╭─ DATA IN THIS EXERCISE

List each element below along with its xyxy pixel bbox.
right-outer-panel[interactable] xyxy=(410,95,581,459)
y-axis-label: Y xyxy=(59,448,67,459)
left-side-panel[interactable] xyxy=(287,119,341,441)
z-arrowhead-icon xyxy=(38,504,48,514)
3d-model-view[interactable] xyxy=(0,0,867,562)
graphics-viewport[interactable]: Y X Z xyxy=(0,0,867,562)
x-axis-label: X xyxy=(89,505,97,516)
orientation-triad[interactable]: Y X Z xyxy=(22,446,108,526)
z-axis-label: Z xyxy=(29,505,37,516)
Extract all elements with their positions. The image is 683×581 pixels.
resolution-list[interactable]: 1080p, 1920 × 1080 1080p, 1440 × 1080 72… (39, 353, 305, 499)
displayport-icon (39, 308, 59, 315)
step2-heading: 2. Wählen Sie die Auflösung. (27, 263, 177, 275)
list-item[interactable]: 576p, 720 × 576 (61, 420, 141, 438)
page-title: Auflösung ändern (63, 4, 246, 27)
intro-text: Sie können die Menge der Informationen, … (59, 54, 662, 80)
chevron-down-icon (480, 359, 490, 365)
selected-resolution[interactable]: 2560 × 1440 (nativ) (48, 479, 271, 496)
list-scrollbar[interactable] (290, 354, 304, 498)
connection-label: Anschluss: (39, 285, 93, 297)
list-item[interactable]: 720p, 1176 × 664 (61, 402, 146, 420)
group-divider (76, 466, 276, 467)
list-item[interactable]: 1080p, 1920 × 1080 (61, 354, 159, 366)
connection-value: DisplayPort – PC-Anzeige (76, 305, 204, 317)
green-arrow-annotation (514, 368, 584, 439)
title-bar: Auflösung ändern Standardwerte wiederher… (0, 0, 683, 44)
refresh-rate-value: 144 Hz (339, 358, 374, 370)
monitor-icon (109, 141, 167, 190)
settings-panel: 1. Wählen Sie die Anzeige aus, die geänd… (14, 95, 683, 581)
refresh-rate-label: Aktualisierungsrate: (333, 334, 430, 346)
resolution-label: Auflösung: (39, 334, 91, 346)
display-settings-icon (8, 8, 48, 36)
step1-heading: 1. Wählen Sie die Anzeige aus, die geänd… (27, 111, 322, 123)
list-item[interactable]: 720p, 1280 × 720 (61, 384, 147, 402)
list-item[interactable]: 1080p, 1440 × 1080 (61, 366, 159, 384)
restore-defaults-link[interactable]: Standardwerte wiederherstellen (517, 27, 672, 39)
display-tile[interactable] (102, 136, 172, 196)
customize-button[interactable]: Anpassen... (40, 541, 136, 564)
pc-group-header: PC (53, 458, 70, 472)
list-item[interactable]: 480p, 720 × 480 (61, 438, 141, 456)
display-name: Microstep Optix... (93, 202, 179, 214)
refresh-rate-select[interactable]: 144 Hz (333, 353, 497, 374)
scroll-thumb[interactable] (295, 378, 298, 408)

╰─

● **GIVEN PROBLEM**:
Rewrite the rows from the first one through the line that contains "chevron-down-icon (480, 359, 490, 365)", changing "interactable" to "clickable" wherever it appears and leaving everything else unchanged.

● **ANSWER IN FULL**:
List each element below along with its xyxy pixel bbox.
right-outer-panel[clickable] xyxy=(410,95,581,459)
y-axis-label: Y xyxy=(59,448,67,459)
left-side-panel[clickable] xyxy=(287,119,341,441)
z-arrowhead-icon xyxy=(38,504,48,514)
3d-model-view[clickable] xyxy=(0,0,867,562)
graphics-viewport[clickable]: Y X Z xyxy=(0,0,867,562)
x-axis-label: X xyxy=(89,505,97,516)
orientation-triad[clickable]: Y X Z xyxy=(22,446,108,526)
z-axis-label: Z xyxy=(29,505,37,516)
Extract all elements with their positions. The image is 683×581 pixels.
resolution-list[clickable]: 1080p, 1920 × 1080 1080p, 1440 × 1080 72… (39, 353, 305, 499)
displayport-icon (39, 308, 59, 315)
step2-heading: 2. Wählen Sie die Auflösung. (27, 263, 177, 275)
list-item[clickable]: 576p, 720 × 576 (61, 420, 141, 438)
page-title: Auflösung ändern (63, 4, 246, 27)
intro-text: Sie können die Menge der Informationen, … (59, 54, 662, 80)
chevron-down-icon (480, 359, 490, 365)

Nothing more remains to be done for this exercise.